> **Given exercise**
Can you give all the records again without altering a single character?

[Material shown start]

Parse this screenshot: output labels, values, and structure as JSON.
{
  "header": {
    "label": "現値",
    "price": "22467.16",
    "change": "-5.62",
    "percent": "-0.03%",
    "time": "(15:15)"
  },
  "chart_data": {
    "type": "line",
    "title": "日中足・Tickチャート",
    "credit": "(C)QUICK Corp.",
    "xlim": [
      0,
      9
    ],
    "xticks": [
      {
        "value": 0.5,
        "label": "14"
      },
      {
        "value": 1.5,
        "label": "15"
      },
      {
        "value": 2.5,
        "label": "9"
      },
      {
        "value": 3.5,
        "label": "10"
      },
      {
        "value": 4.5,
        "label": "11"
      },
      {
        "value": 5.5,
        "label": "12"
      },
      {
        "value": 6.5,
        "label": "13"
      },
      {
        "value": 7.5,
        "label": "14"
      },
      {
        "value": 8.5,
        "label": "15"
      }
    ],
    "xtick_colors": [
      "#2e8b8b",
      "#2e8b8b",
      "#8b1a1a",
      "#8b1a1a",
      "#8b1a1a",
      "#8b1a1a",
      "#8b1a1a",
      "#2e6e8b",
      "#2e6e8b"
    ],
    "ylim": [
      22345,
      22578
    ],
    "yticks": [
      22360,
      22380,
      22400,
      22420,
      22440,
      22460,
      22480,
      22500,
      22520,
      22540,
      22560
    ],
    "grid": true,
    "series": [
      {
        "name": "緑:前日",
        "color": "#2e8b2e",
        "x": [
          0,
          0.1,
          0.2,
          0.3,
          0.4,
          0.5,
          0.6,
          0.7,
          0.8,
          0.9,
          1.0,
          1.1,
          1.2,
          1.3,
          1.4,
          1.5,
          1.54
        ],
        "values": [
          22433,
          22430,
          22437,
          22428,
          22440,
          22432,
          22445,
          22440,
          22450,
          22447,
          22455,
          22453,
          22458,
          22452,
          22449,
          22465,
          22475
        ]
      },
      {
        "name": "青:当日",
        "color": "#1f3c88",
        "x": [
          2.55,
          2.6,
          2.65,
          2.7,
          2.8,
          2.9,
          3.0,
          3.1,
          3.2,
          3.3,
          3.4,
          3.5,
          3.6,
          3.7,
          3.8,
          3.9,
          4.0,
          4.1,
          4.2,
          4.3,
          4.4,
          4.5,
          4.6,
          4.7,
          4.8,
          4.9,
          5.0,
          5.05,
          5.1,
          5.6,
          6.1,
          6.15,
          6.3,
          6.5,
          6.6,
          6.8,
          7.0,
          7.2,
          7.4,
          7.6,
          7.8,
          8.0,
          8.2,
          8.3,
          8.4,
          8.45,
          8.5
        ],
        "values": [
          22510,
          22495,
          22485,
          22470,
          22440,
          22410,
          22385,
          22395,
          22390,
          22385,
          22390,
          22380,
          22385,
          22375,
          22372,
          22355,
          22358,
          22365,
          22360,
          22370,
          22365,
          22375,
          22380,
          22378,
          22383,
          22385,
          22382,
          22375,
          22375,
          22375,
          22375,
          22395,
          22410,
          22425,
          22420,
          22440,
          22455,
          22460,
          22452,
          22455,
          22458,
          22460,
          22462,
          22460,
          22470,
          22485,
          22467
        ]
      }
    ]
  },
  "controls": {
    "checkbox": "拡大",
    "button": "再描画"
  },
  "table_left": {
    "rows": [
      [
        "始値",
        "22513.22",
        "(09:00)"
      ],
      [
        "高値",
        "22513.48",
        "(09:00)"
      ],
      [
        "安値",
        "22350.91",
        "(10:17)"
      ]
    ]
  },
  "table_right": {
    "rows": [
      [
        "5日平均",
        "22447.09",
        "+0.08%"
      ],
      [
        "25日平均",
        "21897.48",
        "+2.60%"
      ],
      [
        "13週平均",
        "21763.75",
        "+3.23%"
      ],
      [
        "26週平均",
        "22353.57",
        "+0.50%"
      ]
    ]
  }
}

[Material shown end]

> **Full solution**
Parse this screenshot: output labels, values, and structure as JSON.
{
  "header": {
    "label": "現値",
    "price": "22467.16",
    "change": "-5.62",
    "percent": "-0.03%",
    "time": "(15:15)"
  },
  "chart_data": {
    "type": "line",
    "title": "日中足・Tickチャート",
    "credit": "(C)QUICK Corp.",
    "xlim": [
      0,
      9
    ],
    "xticks": [
      {
        "value": 0.5,
        "label": "14"
      },
      {
        "value": 1.5,
        "label": "15"
      },
      {
        "value": 2.5,
        "label": "9"
      },
      {
        "value": 3.5,
        "label": "10"
      },
      {
        "value": 4.5,
        "label": "11"
      },
      {
        "value": 5.5,
        "label": "12"
      },
      {
        "value": 6.5,
        "label": "13"
      },
      {
        "value": 7.5,
        "label": "14"
      },
      {
        "value": 8.5,
        "label": "15"
      }
    ],
    "xtick_colors": [
      "#2e8b8b",
      "#2e8b8b",
      "#8b1a1a",
      "#8b1a1a",
      "#8b1a1a",
      "#8b1a1a",
      "#8b1a1a",
      "#2e6e8b",
      "#2e6e8b"
    ],
    "ylim": [
      22345,
      22578
    ],
    "yticks": [
      22360,
      22380,
      22400,
      22420,
      22440,
      22460,
      22480,
      22500,
      22520,
      22540,
      22560
    ],
    "grid": true,
    "series": [
      {
        "name": "緑:前日",
        "color": "#2e8b2e",
        "x": [
          0,
          0.1,
          0.2,
          0.3,
          0.4,
          0.5,
          0.6,
          0.7,
          0.8,
          0.9,
          1.0,
          1.1,
          1.2,
          1.3,
          1.4,
          1.5,
          1.54
        ],
        "values": [
          22433,
          22430,
          22437,
          22428,
          22440,
          22432,
          22445,
          22440,
          22450,
          22447,
          22455,
          22453,
          22458,
          22452,
          22449,
          22465,
          22475
        ]
      },
      {
        "name": "青:当日",
        "color": "#1f3c88",
        "x": [
          2.55,
          2.6,
          2.65,
          2.7,
          2.8,
          2.9,
          3.0,
          3.1,
          3.2,
          3.3,
          3.4,
          3.5,
          3.6,
          3.7,
          3.8,
          3.9,
          4.0,
          4.1,
          4.2,
          4.3,
          4.4,
          4.5,
          4.6,
          4.7,
          4.8,
          4.9,
          5.0,
          5.05,
          5.1,
          5.6,
          6.1,
          6.15,
          6.3,
          6.5,
          6.6,
          6.8,
          7.0,
          7.2,
          7.4,
          7.6,
          7.8,
          8.0,
          8.2,
          8.3,
          8.4,
          8.45,
          8.5
        ],
        "values": [
          22510,
          22495,
          22485,
          22470,
          22440,
          22410,
          22385,
          22395,
          22390,
          22385,
          22390,
          22380,
          22385,
          22375,
          22372,
          22355,
          22358,
          22365,
          22360,
          22370,
          22365,
          22375,
          22380,
          22378,
          22383,
          22385,
          22382,
          22375,
          22375,
          22375,
          22375,
          22395,
          22410,
          22425,
          22420,
          22440,
          22455,
          22460,
          22452,
          22455,
          22458,
          22460,
          22462,
          22460,
          22470,
          22485,
          22467
        ]
      }
    ]
  },
  "controls": {
    "checkbox": "拡大",
    "button": "再描画"
  },
  "table_left": {
    "rows": [
      [
        "始値",
        "22513.22",
        "(09:00)"
      ],
      [
        "高値",
        "22513.48",
        "(09:00)"
      ],
      [
        "安値",
        "22350.91",
        "(10:17)"
      ]
    ]
  },
  "table_right": {
    "rows": [
      [
        "5日平均",
        "22447.09",
        "+0.08%"
      ],
      [
        "25日平均",
        "21897.48",
        "+2.60%"
      ],
      [
        "13週平均",
        "21763.75",
        "+3.23%"
      ],
      [
        "26週平均",
        "22353.57",
        "+0.50%"
      ]
    ]
  }
}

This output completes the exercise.